Repeat the listing that follows, character for character, minus the pictures.

* Begin Entries provided *

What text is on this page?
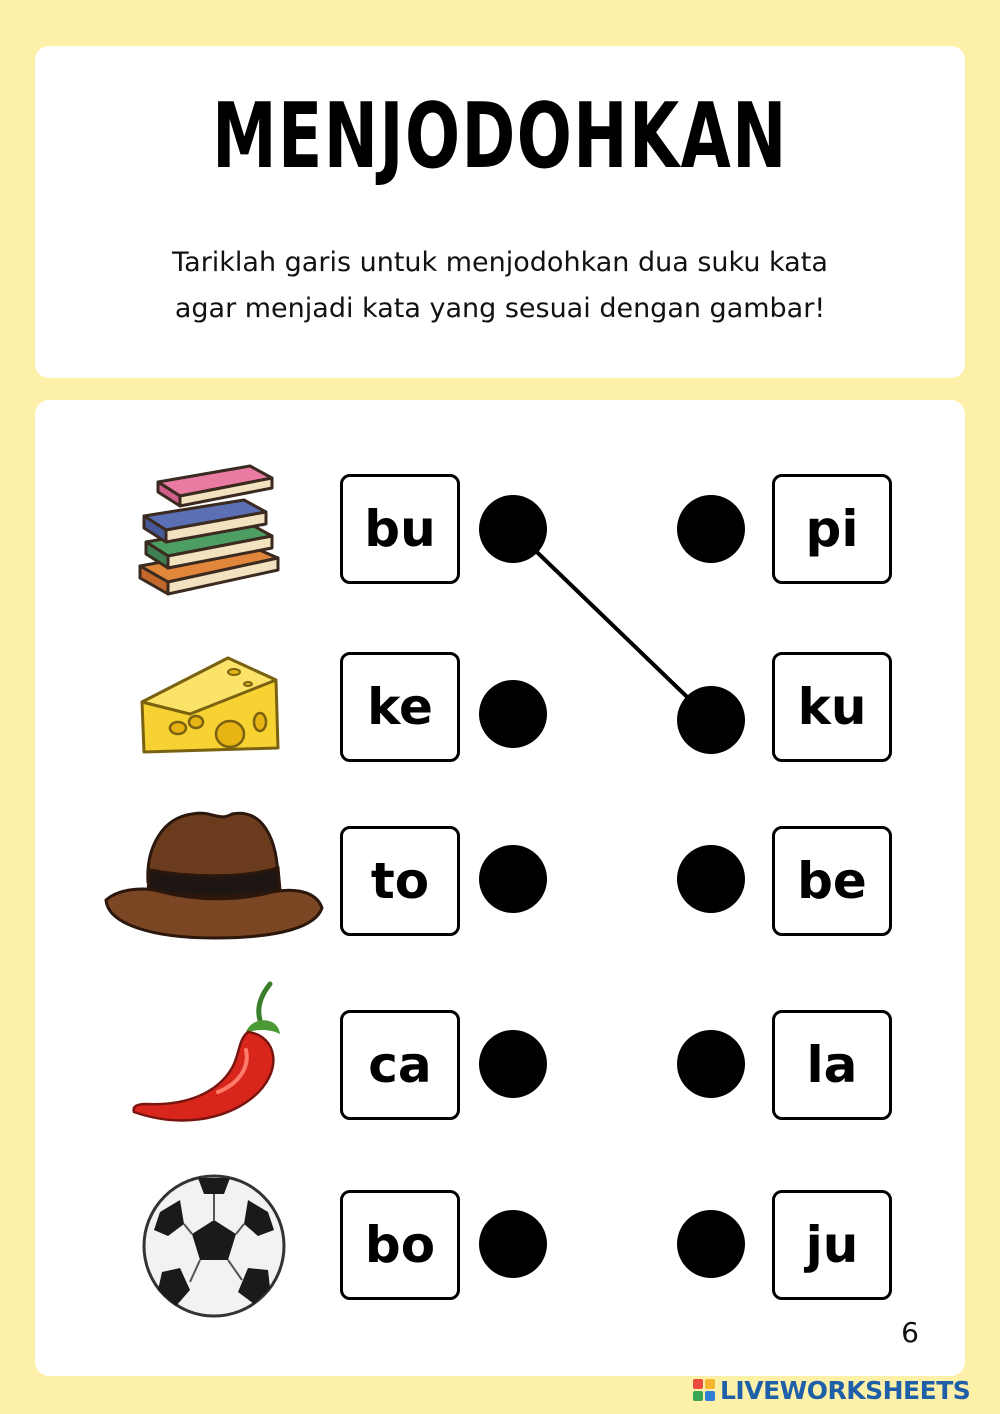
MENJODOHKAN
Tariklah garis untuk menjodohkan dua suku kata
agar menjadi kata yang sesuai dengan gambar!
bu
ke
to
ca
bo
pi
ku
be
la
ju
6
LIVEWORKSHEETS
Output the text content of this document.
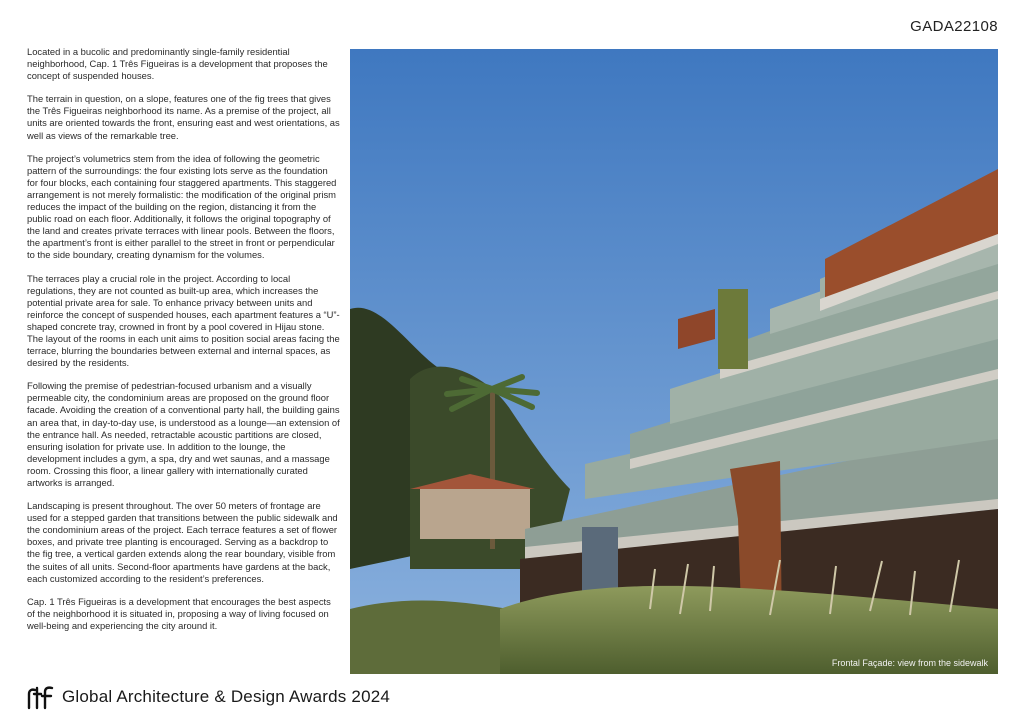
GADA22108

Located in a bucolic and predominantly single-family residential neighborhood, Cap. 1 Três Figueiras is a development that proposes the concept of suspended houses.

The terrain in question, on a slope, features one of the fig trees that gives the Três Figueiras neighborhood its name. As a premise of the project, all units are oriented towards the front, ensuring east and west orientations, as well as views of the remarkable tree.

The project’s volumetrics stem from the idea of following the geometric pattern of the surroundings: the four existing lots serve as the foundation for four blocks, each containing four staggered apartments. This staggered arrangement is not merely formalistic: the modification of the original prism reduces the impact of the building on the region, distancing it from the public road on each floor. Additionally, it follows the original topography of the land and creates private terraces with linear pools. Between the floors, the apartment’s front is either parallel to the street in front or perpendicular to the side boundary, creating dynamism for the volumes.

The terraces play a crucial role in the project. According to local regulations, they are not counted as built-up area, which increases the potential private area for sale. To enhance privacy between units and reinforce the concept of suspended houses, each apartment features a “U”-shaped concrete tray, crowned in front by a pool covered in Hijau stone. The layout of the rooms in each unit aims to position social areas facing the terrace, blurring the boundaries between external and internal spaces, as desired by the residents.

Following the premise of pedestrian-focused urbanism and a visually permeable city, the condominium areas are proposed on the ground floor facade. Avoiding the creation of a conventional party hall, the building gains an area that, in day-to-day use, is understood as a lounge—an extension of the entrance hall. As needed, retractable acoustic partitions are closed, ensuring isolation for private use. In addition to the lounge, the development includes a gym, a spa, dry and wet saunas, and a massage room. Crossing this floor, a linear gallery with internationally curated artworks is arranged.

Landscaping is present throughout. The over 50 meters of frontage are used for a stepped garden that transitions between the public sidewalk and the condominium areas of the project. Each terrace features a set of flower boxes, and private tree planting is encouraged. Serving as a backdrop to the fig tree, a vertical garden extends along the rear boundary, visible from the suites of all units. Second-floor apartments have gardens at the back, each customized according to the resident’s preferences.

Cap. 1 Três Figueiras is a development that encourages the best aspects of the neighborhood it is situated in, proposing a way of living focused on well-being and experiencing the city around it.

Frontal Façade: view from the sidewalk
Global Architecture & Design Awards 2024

* End Entries provided *

*Exercise solution*:
What text is on this page?
MENJODOHKAN
Tariklah garis untuk menjodohkan dua suku kata
agar menjadi kata yang sesuai dengan gambar!
bu
ke
to
ca
bo
pi
ku
be
la
ju
6
LIVEWORKSHEETS
Output the text content of this document.
GADA22108

Located in a bucolic and predominantly single-family residential neighborhood, Cap. 1 Três Figueiras is a development that proposes the concept of suspended houses.

The terrain in question, on a slope, features one of the fig trees that gives the Três Figueiras neighborhood its name. As a premise of the project, all units are oriented towards the front, ensuring east and west orientations, as well as views of the remarkable tree.

The project’s volumetrics stem from the idea of following the geometric pattern of the surroundings: the four existing lots serve as the foundation for four blocks, each containing four staggered apartments. This staggered arrangement is not merely formalistic: the modification of the original prism reduces the impact of the building on the region, distancing it from the public road on each floor. Additionally, it follows the original topography of the land and creates private terraces with linear pools. Between the floors, the apartment’s front is either parallel to the street in front or perpendicular to the side boundary, creating dynamism for the volumes.

The terraces play a crucial role in the project. According to local regulations, they are not counted as built-up area, which increases the potential private area for sale. To enhance privacy between units and reinforce the concept of suspended houses, each apartment features a “U”-shaped concrete tray, crowned in front by a pool covered in Hijau stone. The layout of the rooms in each unit aims to position social areas facing the terrace, blurring the boundaries between external and internal spaces, as desired by the residents.

Following the premise of pedestrian-focused urbanism and a visually permeable city, the condominium areas are proposed on the ground floor facade. Avoiding the creation of a conventional party hall, the building gains an area that, in day-to-day use, is understood as a lounge—an extension of the entrance hall. As needed, retractable acoustic partitions are closed, ensuring isolation for private use. In addition to the lounge, the development includes a gym, a spa, dry and wet saunas, and a massage room. Crossing this floor, a linear gallery with internationally curated artworks is arranged.

Landscaping is present throughout. The over 50 meters of frontage are used for a stepped garden that transitions between the public sidewalk and the condominium areas of the project. Each terrace features a set of flower boxes, and private tree planting is encouraged. Serving as a backdrop to the fig tree, a vertical garden extends along the rear boundary, visible from the suites of all units. Second-floor apartments have gardens at the back, each customized according to the resident’s preferences.

Cap. 1 Três Figueiras is a development that encourages the best aspects of the neighborhood it is situated in, proposing a way of living focused on well-being and experiencing the city around it.

Frontal Façade: view from the sidewalk
Global Architecture & Design Awards 2024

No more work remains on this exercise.